▶ **Set exercise**: In the listing below, find every line containing "annum" and copy it out.

>> start Material supplied

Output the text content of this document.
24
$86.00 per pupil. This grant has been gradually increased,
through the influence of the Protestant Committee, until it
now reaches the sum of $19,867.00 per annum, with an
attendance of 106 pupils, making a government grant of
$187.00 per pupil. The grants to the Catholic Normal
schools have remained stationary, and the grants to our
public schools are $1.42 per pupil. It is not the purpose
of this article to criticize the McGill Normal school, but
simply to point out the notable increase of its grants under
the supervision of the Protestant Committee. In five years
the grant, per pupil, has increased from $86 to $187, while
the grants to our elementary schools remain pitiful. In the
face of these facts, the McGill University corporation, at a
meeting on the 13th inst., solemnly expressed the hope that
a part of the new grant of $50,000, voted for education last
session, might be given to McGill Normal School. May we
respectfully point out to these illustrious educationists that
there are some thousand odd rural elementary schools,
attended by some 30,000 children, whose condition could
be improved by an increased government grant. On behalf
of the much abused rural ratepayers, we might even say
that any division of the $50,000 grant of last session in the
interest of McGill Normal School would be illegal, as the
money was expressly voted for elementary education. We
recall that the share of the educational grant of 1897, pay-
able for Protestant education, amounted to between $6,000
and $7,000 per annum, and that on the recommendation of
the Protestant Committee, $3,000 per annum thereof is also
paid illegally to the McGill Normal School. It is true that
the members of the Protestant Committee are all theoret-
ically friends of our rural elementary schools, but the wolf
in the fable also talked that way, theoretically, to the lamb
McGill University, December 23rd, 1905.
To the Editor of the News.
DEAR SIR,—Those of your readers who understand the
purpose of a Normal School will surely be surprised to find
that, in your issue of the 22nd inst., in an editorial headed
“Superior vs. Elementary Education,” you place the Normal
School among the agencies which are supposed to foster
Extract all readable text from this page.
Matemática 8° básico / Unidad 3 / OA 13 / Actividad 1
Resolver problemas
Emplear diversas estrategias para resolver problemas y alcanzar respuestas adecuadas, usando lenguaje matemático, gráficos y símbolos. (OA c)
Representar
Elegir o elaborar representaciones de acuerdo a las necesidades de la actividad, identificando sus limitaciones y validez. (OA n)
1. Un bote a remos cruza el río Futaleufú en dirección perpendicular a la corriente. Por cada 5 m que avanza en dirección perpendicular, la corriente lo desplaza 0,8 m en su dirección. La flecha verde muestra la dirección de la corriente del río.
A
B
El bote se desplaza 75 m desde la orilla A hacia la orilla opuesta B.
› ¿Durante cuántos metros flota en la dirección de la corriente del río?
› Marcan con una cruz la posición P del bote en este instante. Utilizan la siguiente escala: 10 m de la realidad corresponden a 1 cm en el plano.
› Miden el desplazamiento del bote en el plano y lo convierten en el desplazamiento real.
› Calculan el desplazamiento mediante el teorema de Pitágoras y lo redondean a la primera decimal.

>> end Material supplied

▶ **Answer for the task**:
now reaches the sum of $19,867.00 per annum, with an
and $7,000 per annum, and that on the recommendation of
the Protestant Committee, $3,000 per annum thereof is also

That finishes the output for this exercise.